§ **The records**:
□ □ □ □

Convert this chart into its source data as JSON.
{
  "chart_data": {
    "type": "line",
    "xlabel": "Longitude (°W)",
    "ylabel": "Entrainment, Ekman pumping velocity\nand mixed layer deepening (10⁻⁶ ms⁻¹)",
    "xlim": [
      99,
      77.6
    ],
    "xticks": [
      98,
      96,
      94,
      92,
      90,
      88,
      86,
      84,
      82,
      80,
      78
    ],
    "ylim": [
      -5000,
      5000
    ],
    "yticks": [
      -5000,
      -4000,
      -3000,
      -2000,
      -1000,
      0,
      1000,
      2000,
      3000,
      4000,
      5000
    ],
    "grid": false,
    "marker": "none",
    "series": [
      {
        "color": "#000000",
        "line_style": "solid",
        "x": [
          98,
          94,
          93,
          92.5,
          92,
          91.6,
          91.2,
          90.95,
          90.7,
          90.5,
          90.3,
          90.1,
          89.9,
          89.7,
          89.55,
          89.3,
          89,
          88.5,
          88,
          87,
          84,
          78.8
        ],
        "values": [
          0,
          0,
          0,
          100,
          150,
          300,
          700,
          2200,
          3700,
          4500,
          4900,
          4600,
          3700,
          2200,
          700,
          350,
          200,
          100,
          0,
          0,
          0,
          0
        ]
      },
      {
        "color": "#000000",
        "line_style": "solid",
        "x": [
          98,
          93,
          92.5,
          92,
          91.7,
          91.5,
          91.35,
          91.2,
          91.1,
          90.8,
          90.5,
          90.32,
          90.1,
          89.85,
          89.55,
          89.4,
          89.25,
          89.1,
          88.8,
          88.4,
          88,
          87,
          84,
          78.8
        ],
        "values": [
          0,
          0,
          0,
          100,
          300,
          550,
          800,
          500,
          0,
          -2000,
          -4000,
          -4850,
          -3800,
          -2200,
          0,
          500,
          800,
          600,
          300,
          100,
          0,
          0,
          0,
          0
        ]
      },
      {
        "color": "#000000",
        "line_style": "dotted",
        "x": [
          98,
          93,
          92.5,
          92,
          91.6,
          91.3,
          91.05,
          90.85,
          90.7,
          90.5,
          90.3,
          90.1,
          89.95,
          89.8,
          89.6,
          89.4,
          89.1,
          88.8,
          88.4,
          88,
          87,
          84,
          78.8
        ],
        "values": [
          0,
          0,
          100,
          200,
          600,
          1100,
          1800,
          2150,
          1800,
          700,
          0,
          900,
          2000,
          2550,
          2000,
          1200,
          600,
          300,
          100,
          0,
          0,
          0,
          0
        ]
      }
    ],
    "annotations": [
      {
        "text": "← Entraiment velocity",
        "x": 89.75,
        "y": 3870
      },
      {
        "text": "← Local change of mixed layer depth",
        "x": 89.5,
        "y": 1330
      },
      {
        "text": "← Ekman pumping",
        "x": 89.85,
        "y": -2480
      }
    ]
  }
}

□ □ □ □

Return all of the above records exactly, leaving no line out.

Convert this chart into its source data as JSON.
{
  "chart_data": {
    "type": "line",
    "xlabel": "Longitude (°W)",
    "ylabel": "Entrainment, Ekman pumping velocity\nand mixed layer deepening (10⁻⁶ ms⁻¹)",
    "xlim": [
      99,
      77.6
    ],
    "xticks": [
      98,
      96,
      94,
      92,
      90,
      88,
      86,
      84,
      82,
      80,
      78
    ],
    "ylim": [
      -5000,
      5000
    ],
    "yticks": [
      -5000,
      -4000,
      -3000,
      -2000,
      -1000,
      0,
      1000,
      2000,
      3000,
      4000,
      5000
    ],
    "grid": false,
    "marker": "none",
    "series": [
      {
        "color": "#000000",
        "line_style": "solid",
        "x": [
          98,
          94,
          93,
          92.5,
          92,
          91.6,
          91.2,
          90.95,
          90.7,
          90.5,
          90.3,
          90.1,
          89.9,
          89.7,
          89.55,
          89.3,
          89,
          88.5,
          88,
          87,
          84,
          78.8
        ],
        "values": [
          0,
          0,
          0,
          100,
          150,
          300,
          700,
          2200,
          3700,
          4500,
          4900,
          4600,
          3700,
          2200,
          700,
          350,
          200,
          100,
          0,
          0,
          0,
          0
        ]
      },
      {
        "color": "#000000",
        "line_style": "solid",
        "x": [
          98,
          93,
          92.5,
          92,
          91.7,
          91.5,
          91.35,
          91.2,
          91.1,
          90.8,
          90.5,
          90.32,
          90.1,
          89.85,
          89.55,
          89.4,
          89.25,
          89.1,
          88.8,
          88.4,
          88,
          87,
          84,
          78.8
        ],
        "values": [
          0,
          0,
          0,
          100,
          300,
          550,
          800,
          500,
          0,
          -2000,
          -4000,
          -4850,
          -3800,
          -2200,
          0,
          500,
          800,
          600,
          300,
          100,
          0,
          0,
          0,
          0
        ]
      },
      {
        "color": "#000000",
        "line_style": "dotted",
        "x": [
          98,
          93,
          92.5,
          92,
          91.6,
          91.3,
          91.05,
          90.85,
          90.7,
          90.5,
          90.3,
          90.1,
          89.95,
          89.8,
          89.6,
          89.4,
          89.1,
          88.8,
          88.4,
          88,
          87,
          84,
          78.8
        ],
        "values": [
          0,
          0,
          100,
          200,
          600,
          1100,
          1800,
          2150,
          1800,
          700,
          0,
          900,
          2000,
          2550,
          2000,
          1200,
          600,
          300,
          100,
          0,
          0,
          0,
          0
        ]
      }
    ],
    "annotations": [
      {
        "text": "← Entraiment velocity",
        "x": 89.75,
        "y": 3870
      },
      {
        "text": "← Local change of mixed layer depth",
        "x": 89.5,
        "y": 1330
      },
      {
        "text": "← Ekman pumping",
        "x": 89.85,
        "y": -2480
      }
    ]
  }
}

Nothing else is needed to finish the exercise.